═════ Source material ═════

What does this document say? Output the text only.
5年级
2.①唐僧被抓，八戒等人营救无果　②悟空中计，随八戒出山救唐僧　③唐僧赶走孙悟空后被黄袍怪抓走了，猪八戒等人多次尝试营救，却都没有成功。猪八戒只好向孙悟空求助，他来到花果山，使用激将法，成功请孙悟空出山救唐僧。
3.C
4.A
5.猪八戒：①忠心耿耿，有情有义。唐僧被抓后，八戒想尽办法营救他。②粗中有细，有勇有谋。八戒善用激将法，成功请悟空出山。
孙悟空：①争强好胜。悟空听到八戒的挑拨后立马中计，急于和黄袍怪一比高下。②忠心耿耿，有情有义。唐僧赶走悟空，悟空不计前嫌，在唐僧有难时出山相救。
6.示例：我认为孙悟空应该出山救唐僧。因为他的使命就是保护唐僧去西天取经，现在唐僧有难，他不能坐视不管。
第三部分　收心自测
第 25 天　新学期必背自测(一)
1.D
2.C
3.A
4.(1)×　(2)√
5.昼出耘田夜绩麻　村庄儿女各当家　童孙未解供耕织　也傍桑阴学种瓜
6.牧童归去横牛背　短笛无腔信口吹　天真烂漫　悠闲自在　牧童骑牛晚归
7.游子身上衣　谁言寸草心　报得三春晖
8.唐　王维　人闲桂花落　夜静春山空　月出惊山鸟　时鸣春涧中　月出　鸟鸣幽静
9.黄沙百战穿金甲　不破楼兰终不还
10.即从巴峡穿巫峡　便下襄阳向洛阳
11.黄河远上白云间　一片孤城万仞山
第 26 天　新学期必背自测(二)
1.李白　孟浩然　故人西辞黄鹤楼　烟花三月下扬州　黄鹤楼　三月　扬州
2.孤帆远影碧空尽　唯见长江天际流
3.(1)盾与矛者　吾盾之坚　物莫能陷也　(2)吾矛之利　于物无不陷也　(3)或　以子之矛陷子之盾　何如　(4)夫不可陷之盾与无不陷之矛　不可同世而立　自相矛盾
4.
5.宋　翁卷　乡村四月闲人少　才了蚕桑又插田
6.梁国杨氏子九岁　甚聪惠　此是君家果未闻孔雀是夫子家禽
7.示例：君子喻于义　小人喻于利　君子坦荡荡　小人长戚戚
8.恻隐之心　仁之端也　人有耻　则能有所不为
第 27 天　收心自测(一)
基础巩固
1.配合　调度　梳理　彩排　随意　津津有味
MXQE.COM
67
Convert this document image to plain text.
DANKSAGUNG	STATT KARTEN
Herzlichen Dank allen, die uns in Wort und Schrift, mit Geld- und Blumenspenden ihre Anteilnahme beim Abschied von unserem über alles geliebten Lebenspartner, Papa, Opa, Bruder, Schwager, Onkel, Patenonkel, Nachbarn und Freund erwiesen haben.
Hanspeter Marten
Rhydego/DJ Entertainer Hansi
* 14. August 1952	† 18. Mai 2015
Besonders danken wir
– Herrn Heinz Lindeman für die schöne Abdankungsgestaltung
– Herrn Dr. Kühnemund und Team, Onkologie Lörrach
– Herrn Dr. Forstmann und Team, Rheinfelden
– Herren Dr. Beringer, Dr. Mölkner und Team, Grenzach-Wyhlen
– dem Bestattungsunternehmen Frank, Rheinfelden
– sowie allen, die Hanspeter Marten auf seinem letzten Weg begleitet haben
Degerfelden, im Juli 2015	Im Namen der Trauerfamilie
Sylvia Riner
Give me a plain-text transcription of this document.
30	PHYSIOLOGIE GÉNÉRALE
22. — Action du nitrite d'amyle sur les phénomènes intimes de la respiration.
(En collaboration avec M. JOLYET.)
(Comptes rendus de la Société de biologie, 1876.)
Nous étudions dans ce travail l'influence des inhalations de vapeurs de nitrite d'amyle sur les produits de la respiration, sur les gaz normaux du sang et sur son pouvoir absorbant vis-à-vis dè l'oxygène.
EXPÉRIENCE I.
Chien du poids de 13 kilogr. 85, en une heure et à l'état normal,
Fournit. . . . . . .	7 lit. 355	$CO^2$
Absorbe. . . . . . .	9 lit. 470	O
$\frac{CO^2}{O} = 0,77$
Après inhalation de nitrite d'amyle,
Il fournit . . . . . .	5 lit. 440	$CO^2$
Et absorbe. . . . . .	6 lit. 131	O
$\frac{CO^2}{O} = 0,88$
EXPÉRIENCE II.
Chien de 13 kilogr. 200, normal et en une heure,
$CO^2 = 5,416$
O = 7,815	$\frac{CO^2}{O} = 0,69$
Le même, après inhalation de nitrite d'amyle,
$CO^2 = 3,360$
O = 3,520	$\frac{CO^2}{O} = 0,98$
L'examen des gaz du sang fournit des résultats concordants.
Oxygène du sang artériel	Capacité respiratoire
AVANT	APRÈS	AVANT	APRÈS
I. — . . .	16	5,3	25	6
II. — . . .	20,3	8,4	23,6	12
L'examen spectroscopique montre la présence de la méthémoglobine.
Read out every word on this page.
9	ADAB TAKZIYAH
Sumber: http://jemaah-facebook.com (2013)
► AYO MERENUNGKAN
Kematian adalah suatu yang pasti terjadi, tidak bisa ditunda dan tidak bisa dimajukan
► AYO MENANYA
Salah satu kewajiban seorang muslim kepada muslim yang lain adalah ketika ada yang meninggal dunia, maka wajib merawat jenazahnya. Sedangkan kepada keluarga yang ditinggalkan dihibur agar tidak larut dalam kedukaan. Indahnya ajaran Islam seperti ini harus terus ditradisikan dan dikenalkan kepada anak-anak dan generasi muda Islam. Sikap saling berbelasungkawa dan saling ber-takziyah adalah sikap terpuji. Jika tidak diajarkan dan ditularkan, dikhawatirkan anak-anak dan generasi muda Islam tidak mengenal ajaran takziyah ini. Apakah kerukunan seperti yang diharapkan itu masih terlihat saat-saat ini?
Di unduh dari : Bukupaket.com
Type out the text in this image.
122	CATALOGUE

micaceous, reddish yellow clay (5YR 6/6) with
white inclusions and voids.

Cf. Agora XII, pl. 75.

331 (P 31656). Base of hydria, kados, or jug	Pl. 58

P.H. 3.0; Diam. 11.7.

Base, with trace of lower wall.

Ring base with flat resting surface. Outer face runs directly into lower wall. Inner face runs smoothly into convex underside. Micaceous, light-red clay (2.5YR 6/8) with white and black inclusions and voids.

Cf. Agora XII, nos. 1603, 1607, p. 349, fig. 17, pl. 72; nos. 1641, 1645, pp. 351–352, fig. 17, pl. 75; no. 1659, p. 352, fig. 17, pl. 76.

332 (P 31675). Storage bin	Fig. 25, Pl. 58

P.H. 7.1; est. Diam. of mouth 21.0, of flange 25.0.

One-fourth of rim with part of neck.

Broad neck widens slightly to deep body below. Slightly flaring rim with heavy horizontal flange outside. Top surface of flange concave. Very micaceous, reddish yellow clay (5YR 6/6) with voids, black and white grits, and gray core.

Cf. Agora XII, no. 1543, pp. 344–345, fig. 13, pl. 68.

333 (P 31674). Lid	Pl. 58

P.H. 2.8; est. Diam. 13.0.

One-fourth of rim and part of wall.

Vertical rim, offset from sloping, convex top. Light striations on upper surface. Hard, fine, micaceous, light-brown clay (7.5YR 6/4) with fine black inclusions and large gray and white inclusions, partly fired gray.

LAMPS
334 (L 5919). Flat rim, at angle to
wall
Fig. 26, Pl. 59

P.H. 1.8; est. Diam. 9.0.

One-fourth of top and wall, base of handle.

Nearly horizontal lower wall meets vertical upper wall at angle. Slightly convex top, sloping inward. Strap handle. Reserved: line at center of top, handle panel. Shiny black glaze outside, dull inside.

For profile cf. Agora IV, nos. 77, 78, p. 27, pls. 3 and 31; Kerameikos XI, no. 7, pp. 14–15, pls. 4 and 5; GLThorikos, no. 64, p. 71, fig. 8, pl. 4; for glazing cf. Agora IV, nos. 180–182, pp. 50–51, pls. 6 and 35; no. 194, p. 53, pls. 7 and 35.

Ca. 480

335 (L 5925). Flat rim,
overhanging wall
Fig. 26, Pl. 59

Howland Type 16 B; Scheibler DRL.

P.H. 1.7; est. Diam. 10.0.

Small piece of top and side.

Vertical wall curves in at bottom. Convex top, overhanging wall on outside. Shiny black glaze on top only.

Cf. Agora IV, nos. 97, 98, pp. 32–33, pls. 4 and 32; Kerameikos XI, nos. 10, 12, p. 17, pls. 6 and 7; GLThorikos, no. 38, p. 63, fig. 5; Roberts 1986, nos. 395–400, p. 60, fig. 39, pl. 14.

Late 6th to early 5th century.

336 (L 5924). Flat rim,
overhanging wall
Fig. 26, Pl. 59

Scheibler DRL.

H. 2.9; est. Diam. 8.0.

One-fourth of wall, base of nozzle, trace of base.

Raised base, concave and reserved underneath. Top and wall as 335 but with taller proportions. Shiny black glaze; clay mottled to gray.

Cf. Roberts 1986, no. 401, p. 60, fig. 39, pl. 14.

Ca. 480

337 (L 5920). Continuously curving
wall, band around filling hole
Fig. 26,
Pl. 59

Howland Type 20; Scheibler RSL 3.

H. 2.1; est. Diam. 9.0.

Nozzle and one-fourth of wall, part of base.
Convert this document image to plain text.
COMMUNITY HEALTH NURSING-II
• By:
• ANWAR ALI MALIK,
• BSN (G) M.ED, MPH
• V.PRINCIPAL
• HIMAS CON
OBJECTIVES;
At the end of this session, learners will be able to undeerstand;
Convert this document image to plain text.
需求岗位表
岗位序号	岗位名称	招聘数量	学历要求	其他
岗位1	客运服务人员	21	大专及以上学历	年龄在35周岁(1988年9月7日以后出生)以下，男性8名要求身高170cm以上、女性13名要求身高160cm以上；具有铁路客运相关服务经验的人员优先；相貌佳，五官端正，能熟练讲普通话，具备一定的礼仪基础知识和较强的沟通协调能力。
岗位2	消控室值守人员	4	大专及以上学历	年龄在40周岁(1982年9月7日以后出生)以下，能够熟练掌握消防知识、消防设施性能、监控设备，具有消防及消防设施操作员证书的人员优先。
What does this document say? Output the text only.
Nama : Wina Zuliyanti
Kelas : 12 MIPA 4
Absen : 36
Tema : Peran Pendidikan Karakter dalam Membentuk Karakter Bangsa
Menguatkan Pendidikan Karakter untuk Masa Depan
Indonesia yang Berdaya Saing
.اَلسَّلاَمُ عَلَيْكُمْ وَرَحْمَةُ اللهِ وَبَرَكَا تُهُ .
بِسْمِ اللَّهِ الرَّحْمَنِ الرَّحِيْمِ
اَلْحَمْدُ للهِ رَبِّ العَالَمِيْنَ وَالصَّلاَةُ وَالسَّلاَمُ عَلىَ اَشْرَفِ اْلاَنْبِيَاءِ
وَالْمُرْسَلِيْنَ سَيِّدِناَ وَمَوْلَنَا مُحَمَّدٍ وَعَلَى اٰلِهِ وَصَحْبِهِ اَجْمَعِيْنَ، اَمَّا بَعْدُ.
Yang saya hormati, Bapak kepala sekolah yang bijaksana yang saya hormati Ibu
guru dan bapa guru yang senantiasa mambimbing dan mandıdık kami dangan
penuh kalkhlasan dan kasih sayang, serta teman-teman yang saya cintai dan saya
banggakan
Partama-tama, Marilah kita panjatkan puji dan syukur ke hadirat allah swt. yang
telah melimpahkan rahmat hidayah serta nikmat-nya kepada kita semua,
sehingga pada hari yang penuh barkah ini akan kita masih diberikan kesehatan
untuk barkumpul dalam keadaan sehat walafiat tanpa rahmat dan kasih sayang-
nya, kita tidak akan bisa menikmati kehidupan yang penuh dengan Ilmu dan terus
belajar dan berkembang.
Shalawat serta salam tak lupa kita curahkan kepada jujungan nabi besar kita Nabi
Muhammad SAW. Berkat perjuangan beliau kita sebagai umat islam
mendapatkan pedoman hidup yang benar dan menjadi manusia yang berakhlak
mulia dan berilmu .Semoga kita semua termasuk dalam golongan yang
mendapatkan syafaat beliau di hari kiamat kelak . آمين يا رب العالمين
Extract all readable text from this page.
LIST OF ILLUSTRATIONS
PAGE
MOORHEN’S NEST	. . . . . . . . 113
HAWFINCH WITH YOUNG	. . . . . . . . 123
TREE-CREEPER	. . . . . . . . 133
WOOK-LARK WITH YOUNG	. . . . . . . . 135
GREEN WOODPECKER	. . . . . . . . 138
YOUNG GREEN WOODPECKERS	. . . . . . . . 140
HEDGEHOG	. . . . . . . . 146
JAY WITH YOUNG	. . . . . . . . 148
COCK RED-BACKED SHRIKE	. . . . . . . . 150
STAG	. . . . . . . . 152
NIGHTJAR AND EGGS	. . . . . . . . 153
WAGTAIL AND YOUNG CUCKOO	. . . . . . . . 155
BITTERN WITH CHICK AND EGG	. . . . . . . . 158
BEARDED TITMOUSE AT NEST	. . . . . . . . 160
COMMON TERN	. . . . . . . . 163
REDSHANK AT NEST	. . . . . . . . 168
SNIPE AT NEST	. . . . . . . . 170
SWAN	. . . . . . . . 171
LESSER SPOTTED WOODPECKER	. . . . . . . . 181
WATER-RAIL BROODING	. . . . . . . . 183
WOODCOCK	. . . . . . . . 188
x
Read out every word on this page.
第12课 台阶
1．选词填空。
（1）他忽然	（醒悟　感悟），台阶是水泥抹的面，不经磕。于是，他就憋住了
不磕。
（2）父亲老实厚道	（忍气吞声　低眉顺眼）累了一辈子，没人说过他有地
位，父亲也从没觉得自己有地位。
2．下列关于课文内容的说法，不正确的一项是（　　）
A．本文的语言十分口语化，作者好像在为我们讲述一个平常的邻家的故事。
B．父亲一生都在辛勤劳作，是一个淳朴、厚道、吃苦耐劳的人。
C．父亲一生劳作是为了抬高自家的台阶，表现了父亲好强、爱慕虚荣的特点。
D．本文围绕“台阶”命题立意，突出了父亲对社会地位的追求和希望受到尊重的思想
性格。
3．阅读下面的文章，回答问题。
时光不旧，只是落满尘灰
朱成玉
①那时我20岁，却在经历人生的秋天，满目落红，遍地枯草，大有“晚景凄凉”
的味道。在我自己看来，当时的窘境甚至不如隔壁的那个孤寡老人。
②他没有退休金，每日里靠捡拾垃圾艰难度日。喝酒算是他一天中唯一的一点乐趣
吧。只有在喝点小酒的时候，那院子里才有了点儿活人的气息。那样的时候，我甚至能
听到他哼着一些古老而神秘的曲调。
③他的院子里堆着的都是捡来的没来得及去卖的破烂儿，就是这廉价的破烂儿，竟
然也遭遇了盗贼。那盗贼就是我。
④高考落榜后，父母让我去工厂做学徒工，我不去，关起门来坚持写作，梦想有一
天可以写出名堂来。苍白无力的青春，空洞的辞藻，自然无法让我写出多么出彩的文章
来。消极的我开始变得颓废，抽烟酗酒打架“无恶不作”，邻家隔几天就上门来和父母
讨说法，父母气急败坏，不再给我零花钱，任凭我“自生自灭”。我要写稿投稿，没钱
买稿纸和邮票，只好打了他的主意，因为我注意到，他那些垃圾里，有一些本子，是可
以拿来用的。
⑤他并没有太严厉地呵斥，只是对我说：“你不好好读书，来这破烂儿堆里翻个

═════

* [Exercise goal] Identify the lines that hold the word "allen". Copy every one of them.

* [Solution to this exercise]
Herzlichen Dank allen, die uns in Wort und Schrift, mit Geld- und Blumenspenden ihre Anteilnahme beim Abschied von unserem über alles geliebten Lebenspartner, Papa, Opa, Bruder, Schwager, Onkel, Patenonkel, Nachbarn und Freund erwiesen haben.
– sowie allen, die Hanspeter Marten auf seinem letzten Weg begleitet haben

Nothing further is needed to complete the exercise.